── Items ──

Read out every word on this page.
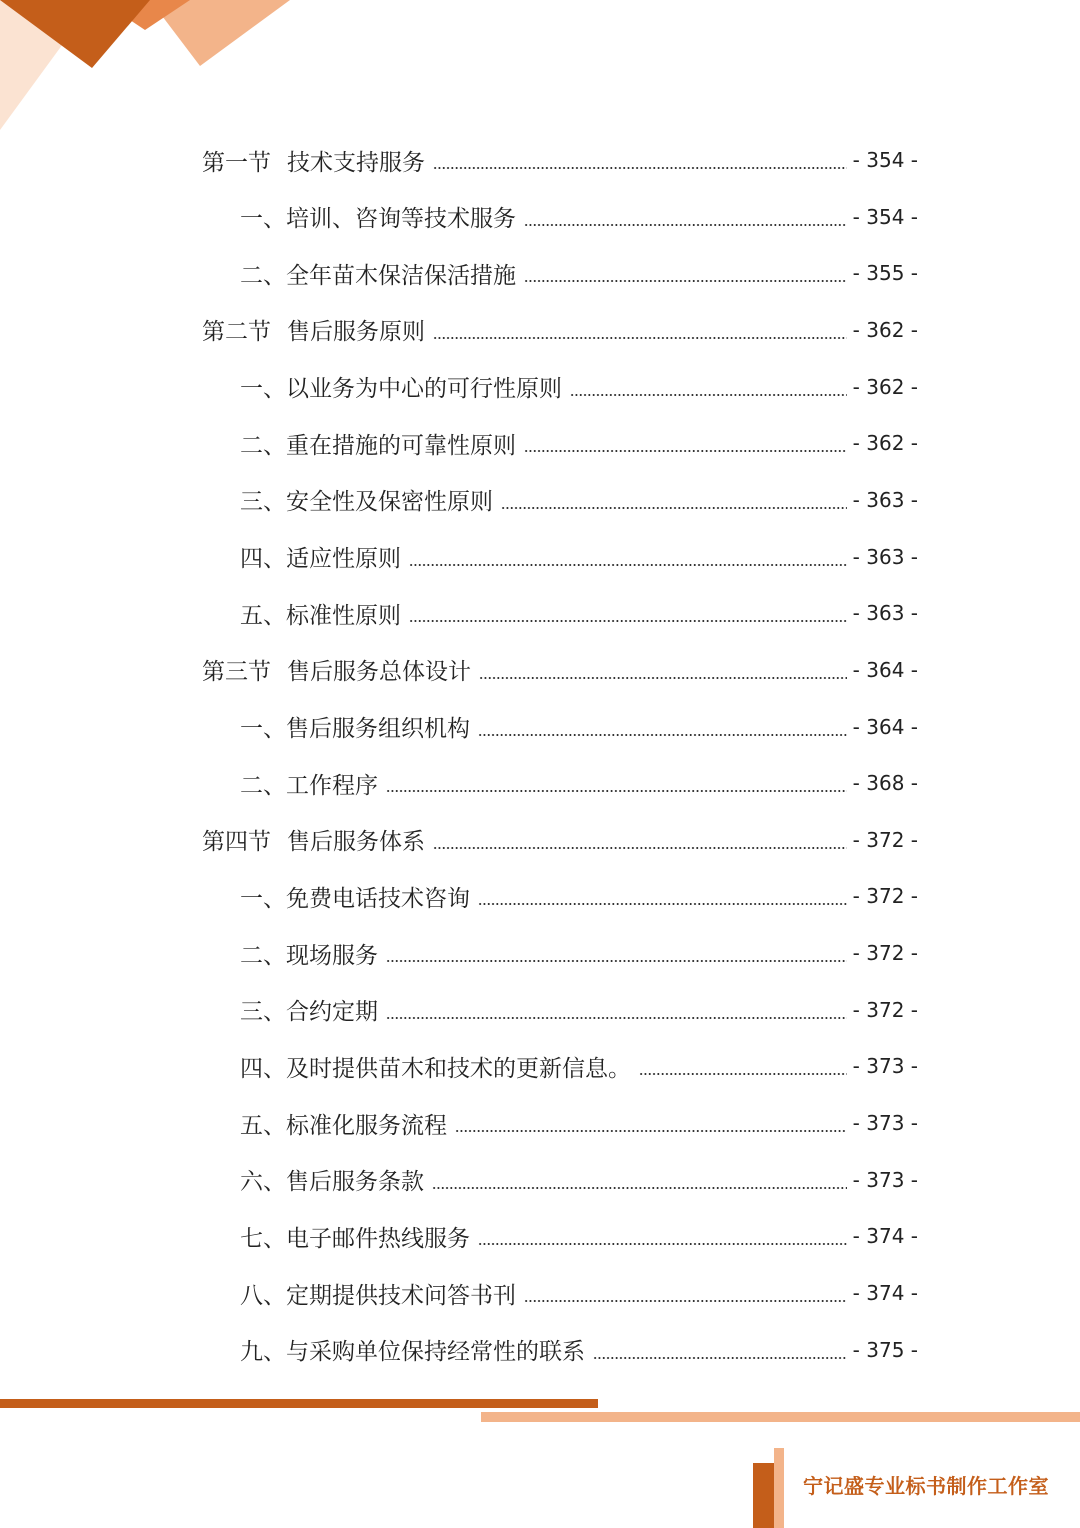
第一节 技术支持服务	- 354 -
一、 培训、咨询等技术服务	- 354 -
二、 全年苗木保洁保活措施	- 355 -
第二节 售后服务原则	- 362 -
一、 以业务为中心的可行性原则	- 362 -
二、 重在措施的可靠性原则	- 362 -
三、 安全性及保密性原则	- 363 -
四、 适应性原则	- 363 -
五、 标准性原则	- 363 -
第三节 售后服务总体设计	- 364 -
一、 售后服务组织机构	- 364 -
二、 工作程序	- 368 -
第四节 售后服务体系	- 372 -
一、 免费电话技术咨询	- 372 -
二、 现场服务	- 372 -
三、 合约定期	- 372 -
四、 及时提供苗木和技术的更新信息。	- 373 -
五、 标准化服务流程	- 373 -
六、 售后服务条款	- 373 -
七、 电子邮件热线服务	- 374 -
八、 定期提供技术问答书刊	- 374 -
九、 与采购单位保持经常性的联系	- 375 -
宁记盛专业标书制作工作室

───
── Items ──

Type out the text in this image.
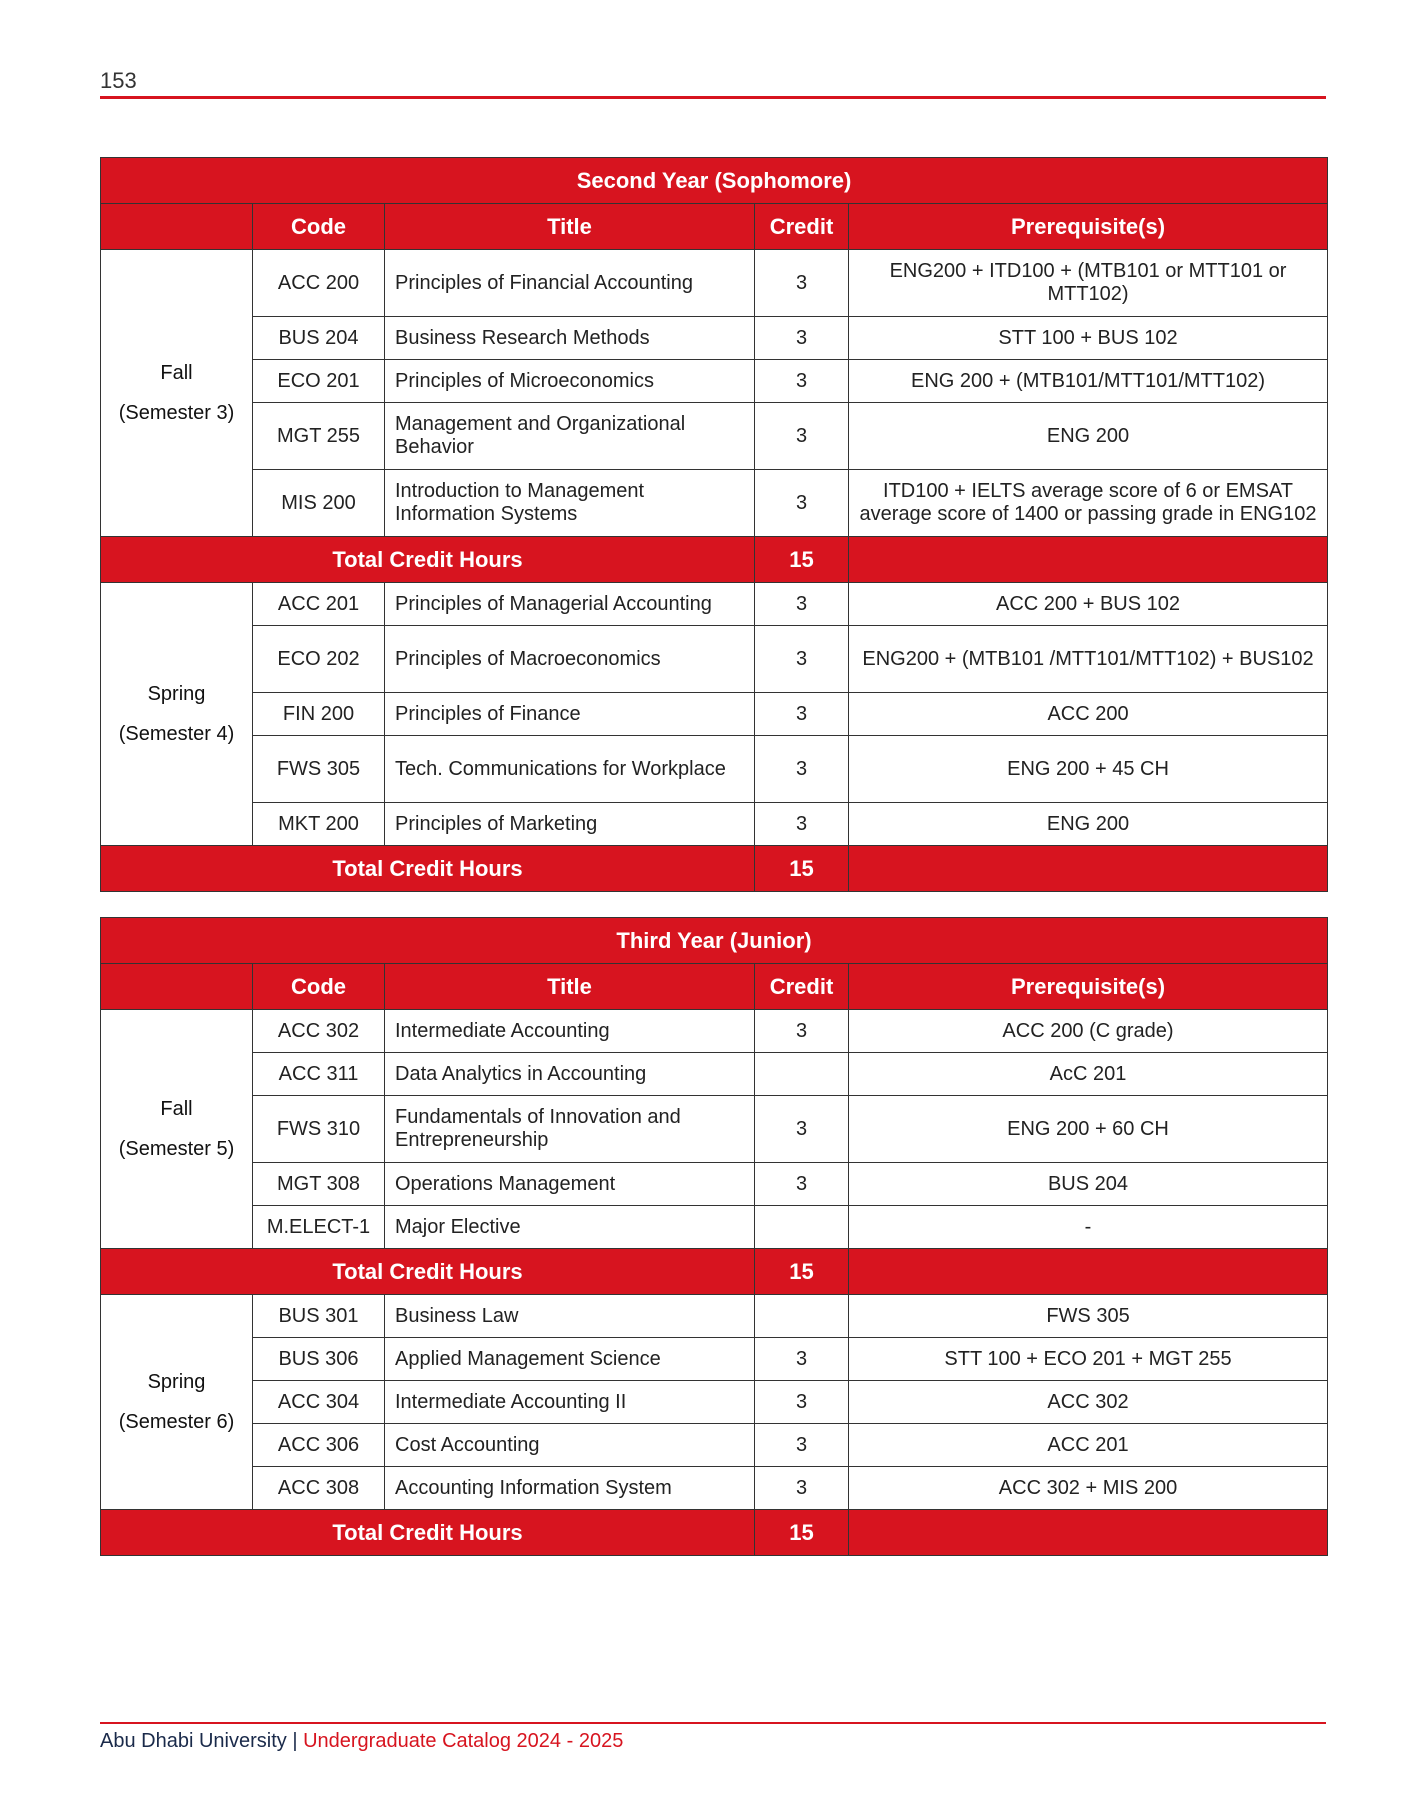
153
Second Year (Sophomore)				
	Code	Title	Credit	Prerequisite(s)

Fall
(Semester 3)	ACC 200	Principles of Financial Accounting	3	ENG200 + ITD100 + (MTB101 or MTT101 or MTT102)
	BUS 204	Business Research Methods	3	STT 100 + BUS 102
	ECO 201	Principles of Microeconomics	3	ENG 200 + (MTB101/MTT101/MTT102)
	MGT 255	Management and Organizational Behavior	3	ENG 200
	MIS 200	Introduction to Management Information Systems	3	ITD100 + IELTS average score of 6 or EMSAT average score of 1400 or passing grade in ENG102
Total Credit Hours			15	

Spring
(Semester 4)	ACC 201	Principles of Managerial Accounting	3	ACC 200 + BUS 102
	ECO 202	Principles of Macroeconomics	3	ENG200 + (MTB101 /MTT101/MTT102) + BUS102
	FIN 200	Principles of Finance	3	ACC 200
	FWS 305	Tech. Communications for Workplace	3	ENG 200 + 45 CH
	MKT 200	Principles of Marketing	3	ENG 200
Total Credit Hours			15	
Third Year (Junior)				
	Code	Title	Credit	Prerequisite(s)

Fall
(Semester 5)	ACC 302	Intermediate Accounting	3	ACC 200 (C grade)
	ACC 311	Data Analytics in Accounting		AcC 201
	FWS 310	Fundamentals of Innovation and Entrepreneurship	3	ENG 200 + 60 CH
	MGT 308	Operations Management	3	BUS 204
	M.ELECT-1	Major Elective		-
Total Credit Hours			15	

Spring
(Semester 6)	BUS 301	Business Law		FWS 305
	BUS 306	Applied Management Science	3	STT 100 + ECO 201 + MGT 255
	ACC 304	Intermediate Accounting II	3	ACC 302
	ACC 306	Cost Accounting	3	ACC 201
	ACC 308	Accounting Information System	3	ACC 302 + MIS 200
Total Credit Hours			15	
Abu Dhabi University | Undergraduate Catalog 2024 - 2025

───

Check every line of the listing for the string "Semester" and report how many lines have it, as a number alone.

4